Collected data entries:
↓↓↓

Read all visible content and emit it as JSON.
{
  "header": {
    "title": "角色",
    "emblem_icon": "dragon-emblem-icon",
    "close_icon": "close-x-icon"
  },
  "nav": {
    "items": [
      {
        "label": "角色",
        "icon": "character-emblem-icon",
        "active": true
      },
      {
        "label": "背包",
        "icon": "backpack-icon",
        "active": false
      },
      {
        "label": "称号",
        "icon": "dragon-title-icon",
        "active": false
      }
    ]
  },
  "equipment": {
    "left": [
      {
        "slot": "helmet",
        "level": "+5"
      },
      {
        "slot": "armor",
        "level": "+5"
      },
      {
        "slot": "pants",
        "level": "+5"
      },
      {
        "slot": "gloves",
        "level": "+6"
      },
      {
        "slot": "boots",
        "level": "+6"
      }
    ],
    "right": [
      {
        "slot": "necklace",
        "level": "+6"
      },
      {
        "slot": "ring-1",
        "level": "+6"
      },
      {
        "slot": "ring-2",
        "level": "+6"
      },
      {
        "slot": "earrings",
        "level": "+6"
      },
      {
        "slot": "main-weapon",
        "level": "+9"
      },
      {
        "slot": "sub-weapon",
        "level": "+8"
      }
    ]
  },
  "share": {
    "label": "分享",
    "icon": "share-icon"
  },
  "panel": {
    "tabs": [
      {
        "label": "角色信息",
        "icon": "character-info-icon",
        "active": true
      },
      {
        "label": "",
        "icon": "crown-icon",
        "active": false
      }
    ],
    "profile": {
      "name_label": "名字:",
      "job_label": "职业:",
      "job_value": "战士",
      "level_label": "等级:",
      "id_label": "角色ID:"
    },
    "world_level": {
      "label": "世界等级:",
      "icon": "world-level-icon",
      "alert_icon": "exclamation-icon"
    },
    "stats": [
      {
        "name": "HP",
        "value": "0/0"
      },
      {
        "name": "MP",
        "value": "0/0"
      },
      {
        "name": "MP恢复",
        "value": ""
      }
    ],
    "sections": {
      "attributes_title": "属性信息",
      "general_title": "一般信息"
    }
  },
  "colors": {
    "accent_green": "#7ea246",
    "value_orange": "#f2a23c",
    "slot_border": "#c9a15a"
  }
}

↑↑↑

#### EXERCISE GOAL
Repeat the records above exactly as they appear.

#### OUTPUT BELOW
Read all visible content and emit it as JSON.
{
  "header": {
    "title": "角色",
    "emblem_icon": "dragon-emblem-icon",
    "close_icon": "close-x-icon"
  },
  "nav": {
    "items": [
      {
        "label": "角色",
        "icon": "character-emblem-icon",
        "active": true
      },
      {
        "label": "背包",
        "icon": "backpack-icon",
        "active": false
      },
      {
        "label": "称号",
        "icon": "dragon-title-icon",
        "active": false
      }
    ]
  },
  "equipment": {
    "left": [
      {
        "slot": "helmet",
        "level": "+5"
      },
      {
        "slot": "armor",
        "level": "+5"
      },
      {
        "slot": "pants",
        "level": "+5"
      },
      {
        "slot": "gloves",
        "level": "+6"
      },
      {
        "slot": "boots",
        "level": "+6"
      }
    ],
    "right": [
      {
        "slot": "necklace",
        "level": "+6"
      },
      {
        "slot": "ring-1",
        "level": "+6"
      },
      {
        "slot": "ring-2",
        "level": "+6"
      },
      {
        "slot": "earrings",
        "level": "+6"
      },
      {
        "slot": "main-weapon",
        "level": "+9"
      },
      {
        "slot": "sub-weapon",
        "level": "+8"
      }
    ]
  },
  "share": {
    "label": "分享",
    "icon": "share-icon"
  },
  "panel": {
    "tabs": [
      {
        "label": "角色信息",
        "icon": "character-info-icon",
        "active": true
      },
      {
        "label": "",
        "icon": "crown-icon",
        "active": false
      }
    ],
    "profile": {
      "name_label": "名字:",
      "job_label": "职业:",
      "job_value": "战士",
      "level_label": "等级:",
      "id_label": "角色ID:"
    },
    "world_level": {
      "label": "世界等级:",
      "icon": "world-level-icon",
      "alert_icon": "exclamation-icon"
    },
    "stats": [
      {
        "name": "HP",
        "value": "0/0"
      },
      {
        "name": "MP",
        "value": "0/0"
      },
      {
        "name": "MP恢复",
        "value": ""
      }
    ],
    "sections": {
      "attributes_title": "属性信息",
      "general_title": "一般信息"
    }
  },
  "colors": {
    "accent_green": "#7ea246",
    "value_orange": "#f2a23c",
    "slot_border": "#c9a15a"
  }
}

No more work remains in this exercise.